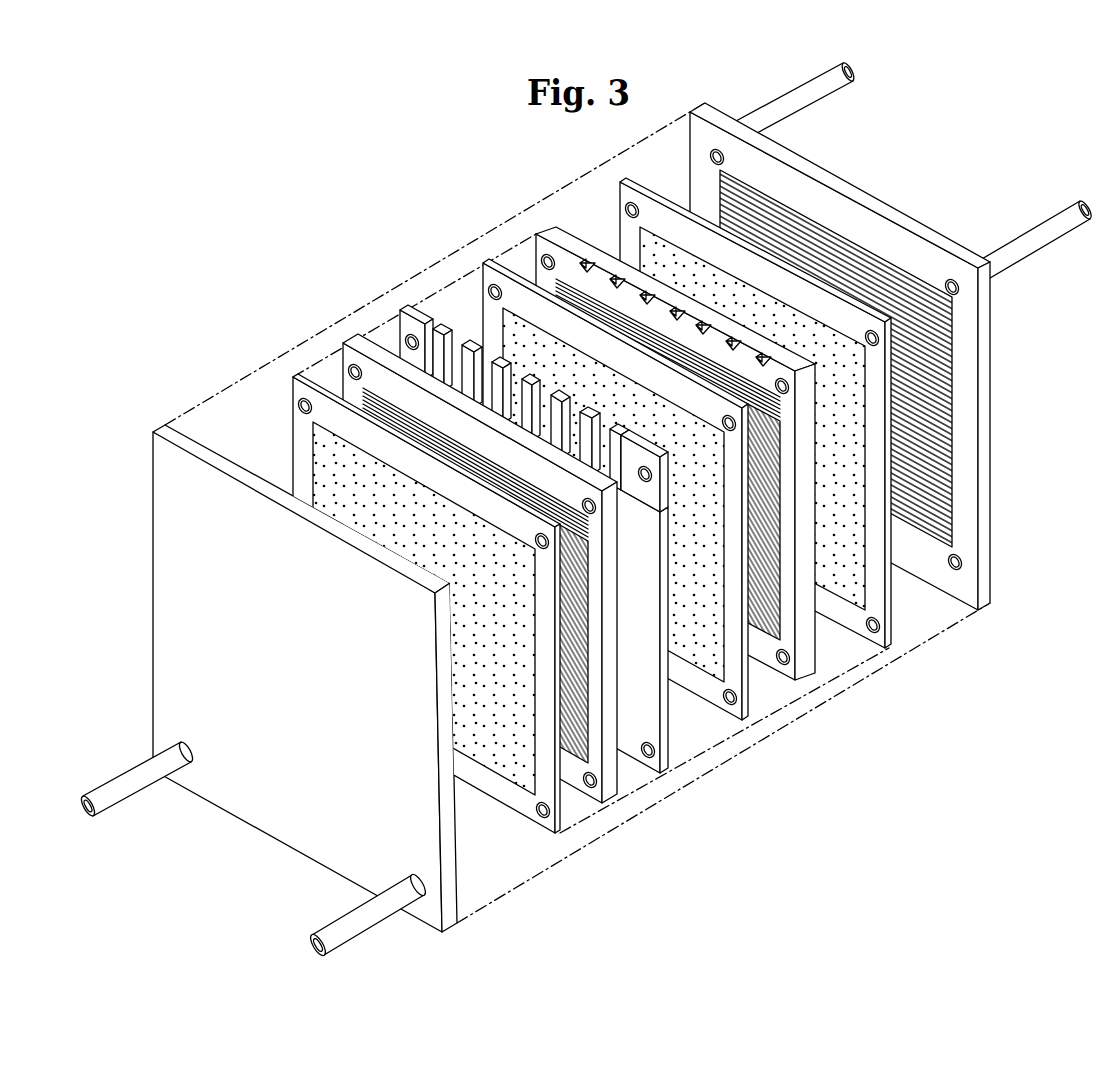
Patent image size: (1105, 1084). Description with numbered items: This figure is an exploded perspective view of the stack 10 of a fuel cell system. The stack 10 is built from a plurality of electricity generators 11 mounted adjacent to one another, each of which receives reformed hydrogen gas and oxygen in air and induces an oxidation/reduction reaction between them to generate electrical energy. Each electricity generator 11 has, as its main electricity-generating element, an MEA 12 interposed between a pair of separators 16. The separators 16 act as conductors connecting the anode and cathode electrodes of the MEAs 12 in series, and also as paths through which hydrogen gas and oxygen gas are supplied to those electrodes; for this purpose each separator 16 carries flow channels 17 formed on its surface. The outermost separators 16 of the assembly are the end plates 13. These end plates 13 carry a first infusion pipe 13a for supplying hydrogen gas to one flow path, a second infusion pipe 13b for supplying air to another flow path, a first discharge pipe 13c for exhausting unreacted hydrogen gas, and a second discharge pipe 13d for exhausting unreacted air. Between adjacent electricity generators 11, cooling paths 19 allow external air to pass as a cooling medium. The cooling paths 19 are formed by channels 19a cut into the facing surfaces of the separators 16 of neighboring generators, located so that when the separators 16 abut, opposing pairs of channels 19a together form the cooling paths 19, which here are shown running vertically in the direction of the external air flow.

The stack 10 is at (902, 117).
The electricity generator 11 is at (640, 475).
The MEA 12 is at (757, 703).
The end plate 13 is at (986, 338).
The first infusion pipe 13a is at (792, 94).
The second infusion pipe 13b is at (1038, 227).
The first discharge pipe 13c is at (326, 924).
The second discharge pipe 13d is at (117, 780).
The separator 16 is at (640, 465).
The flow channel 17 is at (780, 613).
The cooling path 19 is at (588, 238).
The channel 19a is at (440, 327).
...
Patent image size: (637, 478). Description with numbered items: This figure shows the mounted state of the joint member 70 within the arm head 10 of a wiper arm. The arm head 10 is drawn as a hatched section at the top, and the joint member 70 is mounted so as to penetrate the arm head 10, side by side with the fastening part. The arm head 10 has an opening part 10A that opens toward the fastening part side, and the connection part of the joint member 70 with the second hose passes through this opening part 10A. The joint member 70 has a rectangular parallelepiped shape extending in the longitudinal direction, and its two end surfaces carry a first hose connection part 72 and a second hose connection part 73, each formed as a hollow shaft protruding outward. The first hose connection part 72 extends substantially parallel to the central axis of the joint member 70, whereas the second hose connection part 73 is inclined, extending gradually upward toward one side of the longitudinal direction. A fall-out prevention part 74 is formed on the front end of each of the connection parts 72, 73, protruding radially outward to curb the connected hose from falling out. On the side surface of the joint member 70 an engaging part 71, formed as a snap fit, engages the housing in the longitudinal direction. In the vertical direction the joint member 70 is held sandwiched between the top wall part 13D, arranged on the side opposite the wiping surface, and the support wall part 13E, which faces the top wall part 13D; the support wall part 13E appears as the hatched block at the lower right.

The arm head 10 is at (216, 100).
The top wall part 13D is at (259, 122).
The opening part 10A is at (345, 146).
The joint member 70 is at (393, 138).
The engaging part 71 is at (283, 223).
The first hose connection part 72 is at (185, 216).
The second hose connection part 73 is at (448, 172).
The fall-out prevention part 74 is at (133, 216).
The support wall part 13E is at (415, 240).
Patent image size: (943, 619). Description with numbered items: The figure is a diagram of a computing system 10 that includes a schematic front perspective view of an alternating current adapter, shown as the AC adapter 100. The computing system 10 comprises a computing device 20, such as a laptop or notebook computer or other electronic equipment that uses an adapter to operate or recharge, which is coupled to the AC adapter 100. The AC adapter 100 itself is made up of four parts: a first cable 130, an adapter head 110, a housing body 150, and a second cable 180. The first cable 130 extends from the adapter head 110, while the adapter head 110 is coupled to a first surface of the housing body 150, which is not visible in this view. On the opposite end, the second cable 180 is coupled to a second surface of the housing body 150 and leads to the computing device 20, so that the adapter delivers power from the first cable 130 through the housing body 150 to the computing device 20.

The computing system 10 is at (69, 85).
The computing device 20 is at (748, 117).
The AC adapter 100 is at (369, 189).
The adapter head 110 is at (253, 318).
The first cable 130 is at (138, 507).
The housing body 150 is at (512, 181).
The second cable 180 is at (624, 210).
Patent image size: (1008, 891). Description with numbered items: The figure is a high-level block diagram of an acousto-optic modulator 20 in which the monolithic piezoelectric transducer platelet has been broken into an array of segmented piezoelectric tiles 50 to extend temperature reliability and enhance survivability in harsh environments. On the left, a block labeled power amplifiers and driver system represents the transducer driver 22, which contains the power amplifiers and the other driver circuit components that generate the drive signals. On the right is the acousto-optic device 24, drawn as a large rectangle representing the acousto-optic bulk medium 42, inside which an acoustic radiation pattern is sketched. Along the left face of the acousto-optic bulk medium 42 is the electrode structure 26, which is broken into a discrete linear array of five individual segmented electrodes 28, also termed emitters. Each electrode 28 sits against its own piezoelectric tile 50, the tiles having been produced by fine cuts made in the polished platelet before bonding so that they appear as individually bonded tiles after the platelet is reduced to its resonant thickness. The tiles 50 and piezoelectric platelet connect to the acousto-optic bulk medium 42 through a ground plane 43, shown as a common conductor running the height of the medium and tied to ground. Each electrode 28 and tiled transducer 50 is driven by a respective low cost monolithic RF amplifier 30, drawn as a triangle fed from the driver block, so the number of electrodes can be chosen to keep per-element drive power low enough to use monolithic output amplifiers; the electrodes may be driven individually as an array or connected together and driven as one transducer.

Problem statement - Pick out and copy every line of the material above that contains the string "cable", treating uppercase and lowercase as different.

The reply -
Patent image size: (943, 619). Description with numbered items: The figure is a diagram of a computing system 10 that includes a schematic front perspective view of an alternating current adapter, shown as the AC adapter 100. The computing system 10 comprises a computing device 20, such as a laptop or notebook computer or other electronic equipment that uses an adapter to operate or recharge, which is coupled to the AC adapter 100. The AC adapter 100 itself is made up of four parts: a first cable 130, an adapter head 110, a housing body 150, and a second cable 180. The first cable 130 extends from the adapter head 110, while the adapter head 110 is coupled to a first surface of the housing body 150, which is not visible in this view. On the opposite end, the second cable 180 is coupled to a second surface of the housing body 150 and leads to the computing device 20, so that the adapter delivers power from the first cable 130 through the housing body 150 to the computing device 20.
The first cable 130 is at (138, 507).
The second cable 180 is at (624, 210).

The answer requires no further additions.